#### Entries provided

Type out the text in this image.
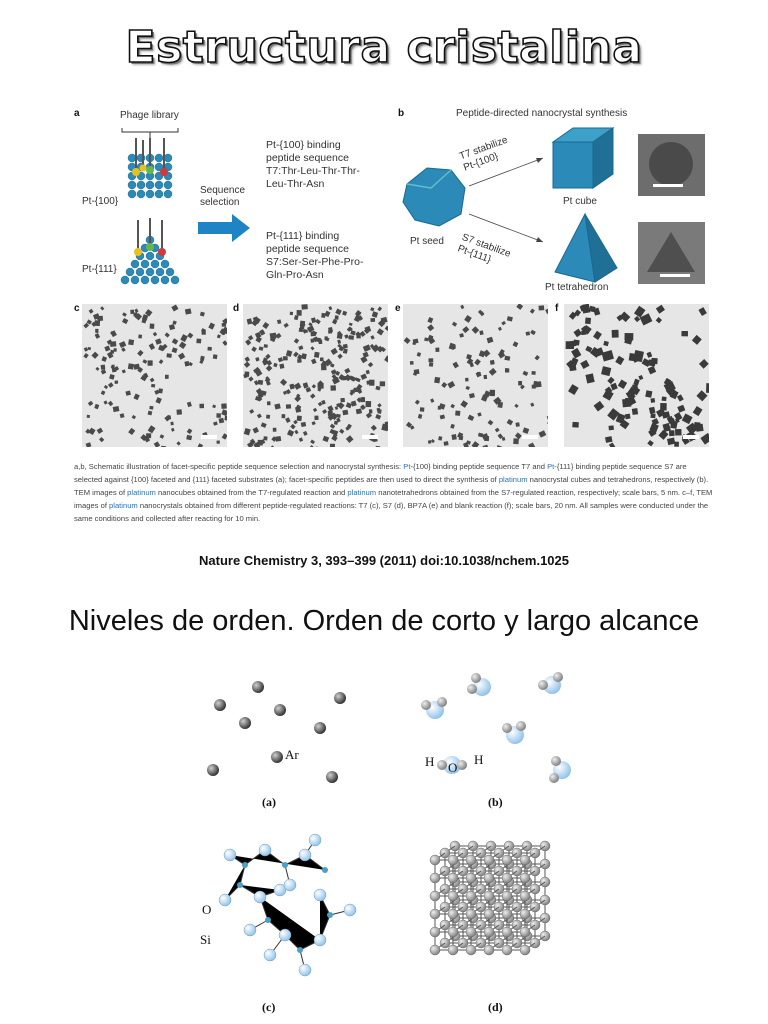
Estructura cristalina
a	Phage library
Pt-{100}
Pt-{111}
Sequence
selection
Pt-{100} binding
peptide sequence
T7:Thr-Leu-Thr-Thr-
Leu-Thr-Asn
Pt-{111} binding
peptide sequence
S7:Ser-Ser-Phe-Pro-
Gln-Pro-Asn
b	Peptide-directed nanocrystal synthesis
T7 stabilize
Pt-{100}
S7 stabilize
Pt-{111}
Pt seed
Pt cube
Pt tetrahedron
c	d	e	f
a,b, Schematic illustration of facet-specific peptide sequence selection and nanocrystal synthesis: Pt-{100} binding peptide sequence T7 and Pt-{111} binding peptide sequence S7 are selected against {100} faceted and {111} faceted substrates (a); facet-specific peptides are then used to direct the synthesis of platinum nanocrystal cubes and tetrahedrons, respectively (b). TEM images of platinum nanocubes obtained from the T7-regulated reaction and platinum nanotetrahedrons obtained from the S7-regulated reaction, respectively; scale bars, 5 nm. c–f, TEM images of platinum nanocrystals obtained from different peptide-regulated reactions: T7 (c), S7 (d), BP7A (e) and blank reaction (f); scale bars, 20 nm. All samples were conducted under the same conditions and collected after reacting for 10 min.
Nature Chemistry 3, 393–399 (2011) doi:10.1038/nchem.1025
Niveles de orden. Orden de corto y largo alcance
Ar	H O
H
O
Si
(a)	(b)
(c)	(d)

#### What you need to do
Your copy should match the records above word for word, but without images.

#### Response to this task
Type out the text in this image.
Estructura cristalina
a	Phage library
Pt-{100}
Pt-{111}
Sequence
selection
Pt-{100} binding
peptide sequence
T7:Thr-Leu-Thr-Thr-
Leu-Thr-Asn
Pt-{111} binding
peptide sequence
S7:Ser-Ser-Phe-Pro-
Gln-Pro-Asn
b	Peptide-directed nanocrystal synthesis
T7 stabilize
Pt-{100}
S7 stabilize
Pt-{111}
Pt seed
Pt cube
Pt tetrahedron
c	d	e	f
a,b, Schematic illustration of facet-specific peptide sequence selection and nanocrystal synthesis: Pt-{100} binding peptide sequence T7 and Pt-{111} binding peptide sequence S7 are selected against {100} faceted and {111} faceted substrates (a); facet-specific peptides are then used to direct the synthesis of platinum nanocrystal cubes and tetrahedrons, respectively (b). TEM images of platinum nanocubes obtained from the T7-regulated reaction and platinum nanotetrahedrons obtained from the S7-regulated reaction, respectively; scale bars, 5 nm. c–f, TEM images of platinum nanocrystals obtained from different peptide-regulated reactions: T7 (c), S7 (d), BP7A (e) and blank reaction (f); scale bars, 20 nm. All samples were conducted under the same conditions and collected after reacting for 10 min.
Nature Chemistry 3, 393–399 (2011) doi:10.1038/nchem.1025
Niveles de orden. Orden de corto y largo alcance
Ar	H O
H
O
Si
(a)	(b)
(c)	(d)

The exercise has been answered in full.